▸ **Exercises to complete**:
a. Answer these from the passage about a husband comforting a separated coworker:
(i) What is the situation of the woman the husband was comforting?
(ii) Whom did the wife ask for opinions?
(iii) What kind of women does the writer applaud?
b. In the passage about a husband comforting a separated coworker, who are all the people the wife says her husband has talked to, chatted with, or messaged?
c. Carry on the passage about a husband comforting a separated coworker, picking up right after its final sentence.

▸ **Provided passage**:
□ □ □ □ □

A woman is mad because she discovered her husband was talking to a recently separated officemate and offering her words of comfort as she goes through her separation. “Honestly, I felt jealous on how he comforts her,” she complained. “He already did this before when we were living together. He would still message his ex, chat with girls he used to date before me. I don’t know if you call that cheating?”
She wonders if she’s in the right or is she only becoming sensitive. She asked other mommies if it’s okay to still talk to someone you used to flirt with.
I applaud women who have the courage to ask whether they are right or wrong before they go bazooka on the husband. In every fight, there’s two sides of every story, and despite thinking that she should be right all the time being the woman of his dreams and the mother of his child, I honestly don’t think that the woman is right all the time.
Whether or not this is cheating depends on the couple—Have they talked about about this before? Was cheating ever defined? Is kissing on the cheek cheating? Is texting about non-sexual issues cheating? If you’ve not discussed cheating and set the limits early in the relationship, how can you clearly say that he was cheating when he was just comforting a woman through her separation?

□ □ □ □ □

(Extracted data entries)
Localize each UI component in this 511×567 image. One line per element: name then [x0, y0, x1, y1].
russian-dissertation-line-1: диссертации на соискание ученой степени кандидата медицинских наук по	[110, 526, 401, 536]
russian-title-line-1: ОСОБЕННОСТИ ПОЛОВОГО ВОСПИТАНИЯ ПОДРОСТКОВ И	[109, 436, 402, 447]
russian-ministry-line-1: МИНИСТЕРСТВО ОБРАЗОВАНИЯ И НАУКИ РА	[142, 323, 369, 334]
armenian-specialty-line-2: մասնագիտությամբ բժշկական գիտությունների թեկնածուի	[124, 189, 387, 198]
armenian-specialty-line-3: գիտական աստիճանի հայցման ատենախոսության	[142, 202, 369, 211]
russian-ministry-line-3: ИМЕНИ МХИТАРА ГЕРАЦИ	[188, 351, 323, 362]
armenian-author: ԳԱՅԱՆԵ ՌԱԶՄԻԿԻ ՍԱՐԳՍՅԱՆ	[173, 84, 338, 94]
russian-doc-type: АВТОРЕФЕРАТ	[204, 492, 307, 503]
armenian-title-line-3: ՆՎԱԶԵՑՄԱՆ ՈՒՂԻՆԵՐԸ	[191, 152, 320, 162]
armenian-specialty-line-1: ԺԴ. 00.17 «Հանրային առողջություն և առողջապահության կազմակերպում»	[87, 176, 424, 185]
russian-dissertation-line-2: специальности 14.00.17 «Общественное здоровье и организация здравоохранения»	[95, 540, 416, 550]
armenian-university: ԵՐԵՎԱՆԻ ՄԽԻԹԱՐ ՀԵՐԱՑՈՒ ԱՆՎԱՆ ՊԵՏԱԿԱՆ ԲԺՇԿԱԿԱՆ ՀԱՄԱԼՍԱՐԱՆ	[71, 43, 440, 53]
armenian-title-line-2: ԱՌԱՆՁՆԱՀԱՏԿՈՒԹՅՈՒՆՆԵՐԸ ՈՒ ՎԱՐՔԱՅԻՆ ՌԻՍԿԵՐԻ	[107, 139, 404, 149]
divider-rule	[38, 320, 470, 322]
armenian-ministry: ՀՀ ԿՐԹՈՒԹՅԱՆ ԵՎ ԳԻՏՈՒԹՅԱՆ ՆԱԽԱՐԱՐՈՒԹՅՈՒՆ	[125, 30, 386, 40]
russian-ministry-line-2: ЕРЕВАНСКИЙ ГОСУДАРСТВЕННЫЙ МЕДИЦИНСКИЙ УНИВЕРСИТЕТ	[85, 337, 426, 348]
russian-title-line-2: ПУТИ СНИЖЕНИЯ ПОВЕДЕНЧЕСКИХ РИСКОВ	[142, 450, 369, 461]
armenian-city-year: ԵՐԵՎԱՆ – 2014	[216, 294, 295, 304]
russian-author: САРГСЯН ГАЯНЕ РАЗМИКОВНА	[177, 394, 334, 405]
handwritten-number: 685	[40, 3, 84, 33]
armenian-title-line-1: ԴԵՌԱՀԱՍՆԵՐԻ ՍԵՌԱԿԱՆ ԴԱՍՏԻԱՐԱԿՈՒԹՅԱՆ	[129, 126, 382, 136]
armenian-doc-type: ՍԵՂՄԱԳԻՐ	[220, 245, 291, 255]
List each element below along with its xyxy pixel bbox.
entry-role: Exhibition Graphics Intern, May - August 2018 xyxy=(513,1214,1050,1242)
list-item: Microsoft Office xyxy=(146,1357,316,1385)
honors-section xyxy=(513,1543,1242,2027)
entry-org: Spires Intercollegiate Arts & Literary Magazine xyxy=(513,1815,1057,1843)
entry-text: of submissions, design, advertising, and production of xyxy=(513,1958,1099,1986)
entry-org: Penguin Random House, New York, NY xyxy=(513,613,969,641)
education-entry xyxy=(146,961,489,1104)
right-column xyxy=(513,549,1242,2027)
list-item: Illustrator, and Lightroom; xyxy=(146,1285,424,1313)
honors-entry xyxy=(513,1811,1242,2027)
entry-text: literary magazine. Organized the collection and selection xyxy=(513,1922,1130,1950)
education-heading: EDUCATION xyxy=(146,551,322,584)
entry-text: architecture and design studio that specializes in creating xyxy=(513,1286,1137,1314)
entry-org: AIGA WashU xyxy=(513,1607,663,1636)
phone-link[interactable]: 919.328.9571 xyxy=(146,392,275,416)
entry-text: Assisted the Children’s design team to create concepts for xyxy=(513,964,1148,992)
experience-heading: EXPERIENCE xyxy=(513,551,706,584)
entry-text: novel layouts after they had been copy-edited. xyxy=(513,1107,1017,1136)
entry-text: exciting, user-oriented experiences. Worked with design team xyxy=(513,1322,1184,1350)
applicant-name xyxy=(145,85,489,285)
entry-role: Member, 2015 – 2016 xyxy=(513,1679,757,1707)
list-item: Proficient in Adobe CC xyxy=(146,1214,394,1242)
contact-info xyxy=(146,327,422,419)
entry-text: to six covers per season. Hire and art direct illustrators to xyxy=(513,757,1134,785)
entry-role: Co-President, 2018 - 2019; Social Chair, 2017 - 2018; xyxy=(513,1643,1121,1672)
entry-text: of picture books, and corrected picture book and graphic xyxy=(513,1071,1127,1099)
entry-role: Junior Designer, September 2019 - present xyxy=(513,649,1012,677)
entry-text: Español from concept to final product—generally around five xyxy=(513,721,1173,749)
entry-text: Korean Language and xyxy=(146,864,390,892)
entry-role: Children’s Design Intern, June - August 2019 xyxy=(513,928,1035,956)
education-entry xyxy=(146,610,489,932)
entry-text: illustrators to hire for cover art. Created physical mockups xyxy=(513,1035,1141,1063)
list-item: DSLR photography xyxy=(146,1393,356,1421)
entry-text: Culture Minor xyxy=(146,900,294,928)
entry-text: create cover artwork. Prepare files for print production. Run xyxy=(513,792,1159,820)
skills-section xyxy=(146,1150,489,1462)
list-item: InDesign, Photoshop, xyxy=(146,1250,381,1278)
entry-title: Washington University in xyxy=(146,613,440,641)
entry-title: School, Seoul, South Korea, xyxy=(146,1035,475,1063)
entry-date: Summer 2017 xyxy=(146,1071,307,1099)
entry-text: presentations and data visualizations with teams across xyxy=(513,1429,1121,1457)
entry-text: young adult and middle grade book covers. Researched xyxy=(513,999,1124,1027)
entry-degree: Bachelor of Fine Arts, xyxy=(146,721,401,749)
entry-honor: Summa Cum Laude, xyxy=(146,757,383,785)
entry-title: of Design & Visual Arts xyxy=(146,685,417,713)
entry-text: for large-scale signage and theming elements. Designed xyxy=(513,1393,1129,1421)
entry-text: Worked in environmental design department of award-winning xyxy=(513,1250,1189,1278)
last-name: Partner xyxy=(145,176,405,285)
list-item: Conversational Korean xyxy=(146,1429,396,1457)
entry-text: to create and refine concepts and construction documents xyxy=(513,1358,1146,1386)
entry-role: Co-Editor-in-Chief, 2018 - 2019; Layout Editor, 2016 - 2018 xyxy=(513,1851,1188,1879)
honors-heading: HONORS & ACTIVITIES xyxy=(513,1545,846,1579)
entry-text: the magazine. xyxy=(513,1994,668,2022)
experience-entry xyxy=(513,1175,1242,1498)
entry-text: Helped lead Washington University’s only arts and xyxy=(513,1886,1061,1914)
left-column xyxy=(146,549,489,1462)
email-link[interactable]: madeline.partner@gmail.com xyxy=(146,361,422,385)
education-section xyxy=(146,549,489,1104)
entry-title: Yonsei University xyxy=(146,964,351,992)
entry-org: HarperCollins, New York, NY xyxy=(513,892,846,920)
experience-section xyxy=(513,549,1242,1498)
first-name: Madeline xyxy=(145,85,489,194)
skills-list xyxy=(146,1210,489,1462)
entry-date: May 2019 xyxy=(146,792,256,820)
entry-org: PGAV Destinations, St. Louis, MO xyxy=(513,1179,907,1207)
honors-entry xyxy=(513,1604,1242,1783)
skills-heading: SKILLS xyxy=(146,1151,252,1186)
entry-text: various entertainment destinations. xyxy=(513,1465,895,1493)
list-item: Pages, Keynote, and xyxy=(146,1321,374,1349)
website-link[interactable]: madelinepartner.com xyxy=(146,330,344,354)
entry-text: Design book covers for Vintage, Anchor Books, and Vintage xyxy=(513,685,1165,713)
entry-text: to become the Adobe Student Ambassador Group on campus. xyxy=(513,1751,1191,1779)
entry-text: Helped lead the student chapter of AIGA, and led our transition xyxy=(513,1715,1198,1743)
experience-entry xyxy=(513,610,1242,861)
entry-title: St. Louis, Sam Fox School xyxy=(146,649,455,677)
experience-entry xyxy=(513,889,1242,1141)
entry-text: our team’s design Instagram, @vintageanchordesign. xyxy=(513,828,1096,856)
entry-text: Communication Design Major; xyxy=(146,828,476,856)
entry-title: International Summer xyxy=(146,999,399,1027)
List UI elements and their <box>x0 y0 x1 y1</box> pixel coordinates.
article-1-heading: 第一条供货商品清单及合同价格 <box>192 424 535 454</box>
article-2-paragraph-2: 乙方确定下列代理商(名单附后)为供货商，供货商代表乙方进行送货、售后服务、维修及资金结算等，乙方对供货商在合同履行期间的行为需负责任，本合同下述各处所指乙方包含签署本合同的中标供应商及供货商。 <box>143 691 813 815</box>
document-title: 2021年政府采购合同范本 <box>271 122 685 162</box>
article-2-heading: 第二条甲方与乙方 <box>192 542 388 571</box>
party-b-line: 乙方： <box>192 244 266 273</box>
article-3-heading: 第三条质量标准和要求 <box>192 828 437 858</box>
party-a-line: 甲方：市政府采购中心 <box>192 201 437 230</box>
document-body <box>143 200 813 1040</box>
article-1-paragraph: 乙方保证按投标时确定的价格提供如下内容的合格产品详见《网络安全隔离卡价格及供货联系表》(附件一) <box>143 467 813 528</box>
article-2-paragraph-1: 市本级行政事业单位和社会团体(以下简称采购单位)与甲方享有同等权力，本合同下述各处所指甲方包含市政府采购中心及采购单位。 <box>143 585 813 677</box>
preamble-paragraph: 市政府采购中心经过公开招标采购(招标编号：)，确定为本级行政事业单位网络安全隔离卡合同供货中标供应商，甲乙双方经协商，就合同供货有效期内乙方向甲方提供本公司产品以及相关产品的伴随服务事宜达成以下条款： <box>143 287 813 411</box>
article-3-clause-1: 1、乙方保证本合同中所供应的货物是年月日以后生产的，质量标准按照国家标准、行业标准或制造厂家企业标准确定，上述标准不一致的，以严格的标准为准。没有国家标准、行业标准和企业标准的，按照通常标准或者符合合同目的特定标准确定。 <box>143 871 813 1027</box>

□ □ □ □ □

▸ **Replies**:
a.
(i) She is a recently separated officemate going through her separation.
(ii) She asked other mommies.
(iii) The writer applauds women who have the courage to ask whether they are right or wrong before they go bazooka on the husband.

b.
- A recently separated officemate
- His ex
- Girls he used to date before her

c.
It is only cheating if you’ve told him that this specific action made you uncomfortable, and both of you resolved not to do this action again. And then, without telling you, he still did it. Now that’s cheating.
But without any discussion or agreement to stop such action, how can you throw the word “cheating” to his face?
MEN ARE NOT MIND READERS.
We need to tell him what bothers us, and be very specific and thorough about it. But a big problem for us women is that we hate discussing sensitive issues. We don’t get our resolutions before it happens. Then, when shit hits the fan, we react explosively.
A friend of mine pissed his girlfriend off because he chatted with an ex on Facebook. They resolved for him to cut off all his exes. A few months later, we had a group lunch and one of the attendants was a girl whom he pursued before and he got basted. She got pissed about that as well. The girl wasn’t an ex, and it was a group lunch. Who knew?
If you want to stop fighting, have the courage to sit down and talk about rules and regulations re: talking to other women. Define what’s cheating and what’s just being friendly? Where do you draw the line? What’s ok and not okay?
Take this opportunity to also discuss consequences if your guy crosses the line. Will you leave him? Should there be a penalty? My friend was a repeat offender so I suggested a penalty of Php 100,000 if caught cheating. Hey, it’s money she didn’t have before. If you’re unmarried, this is a good time to discuss child support and put the agreement on paper.
The simple act of sitting down and discussing this issue like two mature adults does wonders in clearing things out for both parties so this won’t happen again.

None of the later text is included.